*Work to complete*. Work out how many lines of the data hold the string "name", and reply with that number alone.

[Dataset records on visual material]
-*-*-
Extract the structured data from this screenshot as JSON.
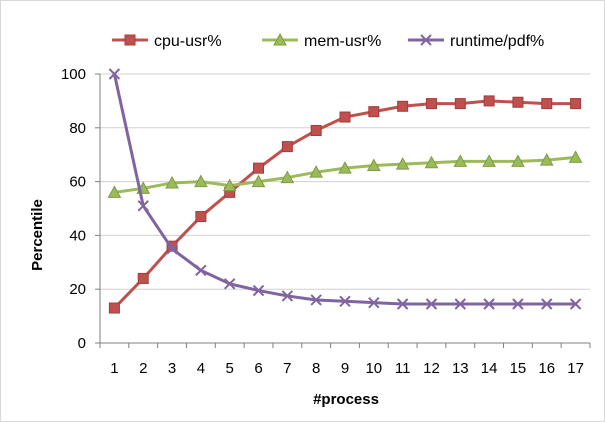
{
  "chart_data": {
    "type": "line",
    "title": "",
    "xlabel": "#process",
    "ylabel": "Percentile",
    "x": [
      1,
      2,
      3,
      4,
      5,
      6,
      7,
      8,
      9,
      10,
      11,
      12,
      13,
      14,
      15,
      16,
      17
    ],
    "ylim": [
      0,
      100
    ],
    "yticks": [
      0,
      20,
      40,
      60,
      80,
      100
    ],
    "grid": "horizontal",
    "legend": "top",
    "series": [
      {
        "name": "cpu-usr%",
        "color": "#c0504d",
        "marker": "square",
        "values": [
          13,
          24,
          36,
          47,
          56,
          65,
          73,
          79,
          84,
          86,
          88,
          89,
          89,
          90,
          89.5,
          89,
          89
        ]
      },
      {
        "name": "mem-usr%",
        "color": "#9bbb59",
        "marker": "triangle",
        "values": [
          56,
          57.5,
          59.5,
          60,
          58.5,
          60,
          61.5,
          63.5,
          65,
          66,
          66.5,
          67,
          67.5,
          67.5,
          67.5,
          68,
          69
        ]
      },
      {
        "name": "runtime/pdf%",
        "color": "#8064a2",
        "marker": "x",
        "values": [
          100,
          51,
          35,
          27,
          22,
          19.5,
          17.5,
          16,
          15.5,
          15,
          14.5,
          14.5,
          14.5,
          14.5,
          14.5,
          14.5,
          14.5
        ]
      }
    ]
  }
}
-*-*-
*Answer in full*. 3